Stored records:
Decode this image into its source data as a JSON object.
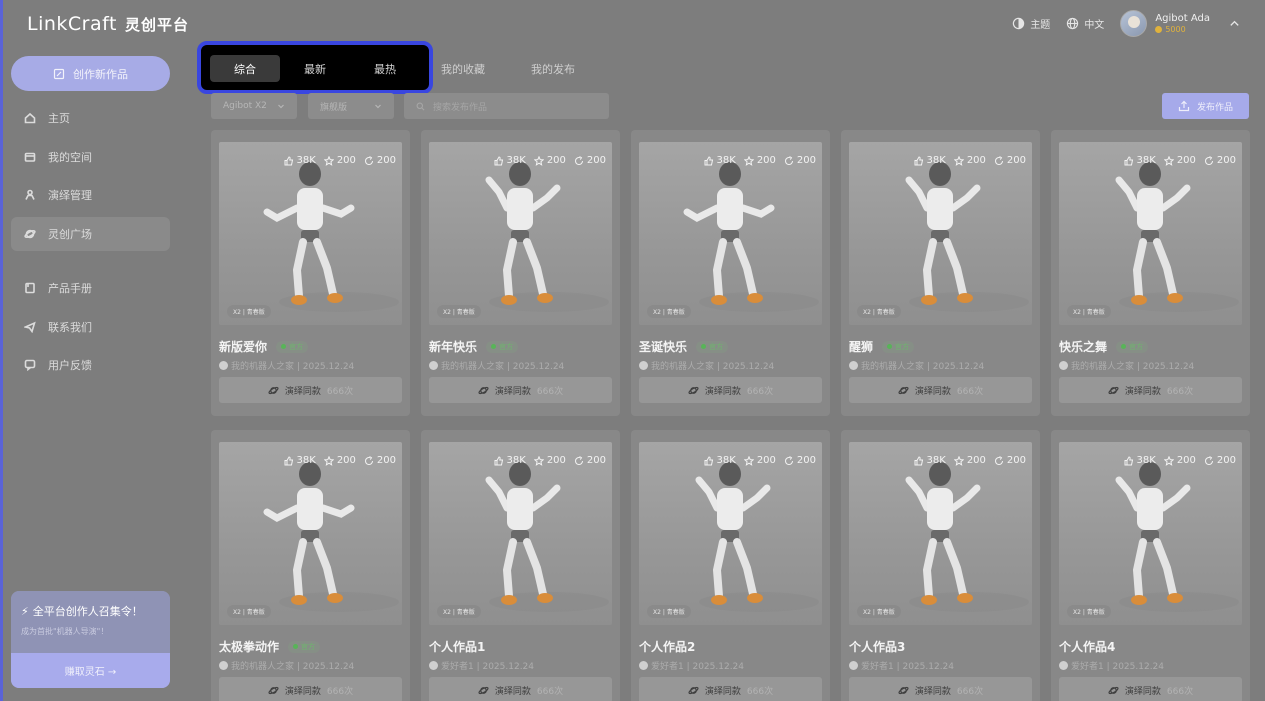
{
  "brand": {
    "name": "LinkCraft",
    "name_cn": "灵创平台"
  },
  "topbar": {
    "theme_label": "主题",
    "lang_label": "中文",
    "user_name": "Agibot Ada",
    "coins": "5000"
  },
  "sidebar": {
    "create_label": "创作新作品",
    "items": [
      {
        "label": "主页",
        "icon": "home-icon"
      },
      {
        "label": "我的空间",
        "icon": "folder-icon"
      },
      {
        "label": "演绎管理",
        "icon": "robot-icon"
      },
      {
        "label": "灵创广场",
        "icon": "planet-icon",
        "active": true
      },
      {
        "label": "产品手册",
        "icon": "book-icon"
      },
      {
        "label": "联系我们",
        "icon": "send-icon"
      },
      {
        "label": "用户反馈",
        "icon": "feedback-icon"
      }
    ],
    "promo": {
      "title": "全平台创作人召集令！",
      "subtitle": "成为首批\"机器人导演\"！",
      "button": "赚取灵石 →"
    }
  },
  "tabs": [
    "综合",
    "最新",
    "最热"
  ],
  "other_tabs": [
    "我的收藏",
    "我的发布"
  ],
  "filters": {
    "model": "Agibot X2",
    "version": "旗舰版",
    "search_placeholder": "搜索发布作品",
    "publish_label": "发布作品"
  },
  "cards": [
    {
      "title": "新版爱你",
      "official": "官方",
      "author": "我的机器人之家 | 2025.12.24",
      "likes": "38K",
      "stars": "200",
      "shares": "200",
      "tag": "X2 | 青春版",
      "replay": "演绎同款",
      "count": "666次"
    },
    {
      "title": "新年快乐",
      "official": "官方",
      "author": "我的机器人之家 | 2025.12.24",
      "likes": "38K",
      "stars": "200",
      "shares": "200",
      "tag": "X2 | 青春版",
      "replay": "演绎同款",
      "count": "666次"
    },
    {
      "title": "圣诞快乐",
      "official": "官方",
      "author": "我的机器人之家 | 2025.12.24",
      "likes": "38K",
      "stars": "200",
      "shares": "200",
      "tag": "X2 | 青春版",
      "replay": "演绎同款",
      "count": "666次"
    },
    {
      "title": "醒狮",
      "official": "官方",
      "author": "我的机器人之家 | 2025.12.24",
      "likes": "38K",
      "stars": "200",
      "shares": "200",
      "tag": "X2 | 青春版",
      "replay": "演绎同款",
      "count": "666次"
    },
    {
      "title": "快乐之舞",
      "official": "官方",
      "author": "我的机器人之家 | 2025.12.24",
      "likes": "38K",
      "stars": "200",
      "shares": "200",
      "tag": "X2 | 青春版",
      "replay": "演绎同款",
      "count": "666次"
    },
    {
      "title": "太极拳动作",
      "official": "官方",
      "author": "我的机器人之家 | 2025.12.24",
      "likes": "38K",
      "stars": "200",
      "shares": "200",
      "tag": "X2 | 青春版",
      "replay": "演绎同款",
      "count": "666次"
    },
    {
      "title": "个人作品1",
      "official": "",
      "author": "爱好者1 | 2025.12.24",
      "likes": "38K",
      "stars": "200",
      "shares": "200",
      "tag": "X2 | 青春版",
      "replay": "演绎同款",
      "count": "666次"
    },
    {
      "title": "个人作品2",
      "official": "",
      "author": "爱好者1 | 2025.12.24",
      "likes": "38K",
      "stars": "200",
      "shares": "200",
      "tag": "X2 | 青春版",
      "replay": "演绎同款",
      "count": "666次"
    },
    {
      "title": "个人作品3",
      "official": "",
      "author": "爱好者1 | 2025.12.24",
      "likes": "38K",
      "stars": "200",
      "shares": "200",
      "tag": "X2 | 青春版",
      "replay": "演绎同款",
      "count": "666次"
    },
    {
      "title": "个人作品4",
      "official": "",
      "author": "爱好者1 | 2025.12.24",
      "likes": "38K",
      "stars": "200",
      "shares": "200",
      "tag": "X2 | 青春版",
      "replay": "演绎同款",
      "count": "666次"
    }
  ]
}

What you have to do: Every entry must be written out exactly, with all pictures left out.

Result of the exercise:
Decode this image into its source data as a JSON object.
{
  "brand": {
    "name": "LinkCraft",
    "name_cn": "灵创平台"
  },
  "topbar": {
    "theme_label": "主题",
    "lang_label": "中文",
    "user_name": "Agibot Ada",
    "coins": "5000"
  },
  "sidebar": {
    "create_label": "创作新作品",
    "items": [
      {
        "label": "主页",
        "icon": "home-icon"
      },
      {
        "label": "我的空间",
        "icon": "folder-icon"
      },
      {
        "label": "演绎管理",
        "icon": "robot-icon"
      },
      {
        "label": "灵创广场",
        "icon": "planet-icon",
        "active": true
      },
      {
        "label": "产品手册",
        "icon": "book-icon"
      },
      {
        "label": "联系我们",
        "icon": "send-icon"
      },
      {
        "label": "用户反馈",
        "icon": "feedback-icon"
      }
    ],
    "promo": {
      "title": "全平台创作人召集令！",
      "subtitle": "成为首批\"机器人导演\"！",
      "button": "赚取灵石 →"
    }
  },
  "tabs": [
    "综合",
    "最新",
    "最热"
  ],
  "other_tabs": [
    "我的收藏",
    "我的发布"
  ],
  "filters": {
    "model": "Agibot X2",
    "version": "旗舰版",
    "search_placeholder": "搜索发布作品",
    "publish_label": "发布作品"
  },
  "cards": [
    {
      "title": "新版爱你",
      "official": "官方",
      "author": "我的机器人之家 | 2025.12.24",
      "likes": "38K",
      "stars": "200",
      "shares": "200",
      "tag": "X2 | 青春版",
      "replay": "演绎同款",
      "count": "666次"
    },
    {
      "title": "新年快乐",
      "official": "官方",
      "author": "我的机器人之家 | 2025.12.24",
      "likes": "38K",
      "stars": "200",
      "shares": "200",
      "tag": "X2 | 青春版",
      "replay": "演绎同款",
      "count": "666次"
    },
    {
      "title": "圣诞快乐",
      "official": "官方",
      "author": "我的机器人之家 | 2025.12.24",
      "likes": "38K",
      "stars": "200",
      "shares": "200",
      "tag": "X2 | 青春版",
      "replay": "演绎同款",
      "count": "666次"
    },
    {
      "title": "醒狮",
      "official": "官方",
      "author": "我的机器人之家 | 2025.12.24",
      "likes": "38K",
      "stars": "200",
      "shares": "200",
      "tag": "X2 | 青春版",
      "replay": "演绎同款",
      "count": "666次"
    },
    {
      "title": "快乐之舞",
      "official": "官方",
      "author": "我的机器人之家 | 2025.12.24",
      "likes": "38K",
      "stars": "200",
      "shares": "200",
      "tag": "X2 | 青春版",
      "replay": "演绎同款",
      "count": "666次"
    },
    {
      "title": "太极拳动作",
      "official": "官方",
      "author": "我的机器人之家 | 2025.12.24",
      "likes": "38K",
      "stars": "200",
      "shares": "200",
      "tag": "X2 | 青春版",
      "replay": "演绎同款",
      "count": "666次"
    },
    {
      "title": "个人作品1",
      "official": "",
      "author": "爱好者1 | 2025.12.24",
      "likes": "38K",
      "stars": "200",
      "shares": "200",
      "tag": "X2 | 青春版",
      "replay": "演绎同款",
      "count": "666次"
    },
    {
      "title": "个人作品2",
      "official": "",
      "author": "爱好者1 | 2025.12.24",
      "likes": "38K",
      "stars": "200",
      "shares": "200",
      "tag": "X2 | 青春版",
      "replay": "演绎同款",
      "count": "666次"
    },
    {
      "title": "个人作品3",
      "official": "",
      "author": "爱好者1 | 2025.12.24",
      "likes": "38K",
      "stars": "200",
      "shares": "200",
      "tag": "X2 | 青春版",
      "replay": "演绎同款",
      "count": "666次"
    },
    {
      "title": "个人作品4",
      "official": "",
      "author": "爱好者1 | 2025.12.24",
      "likes": "38K",
      "stars": "200",
      "shares": "200",
      "tag": "X2 | 青春版",
      "replay": "演绎同款",
      "count": "666次"
    }
  ]
}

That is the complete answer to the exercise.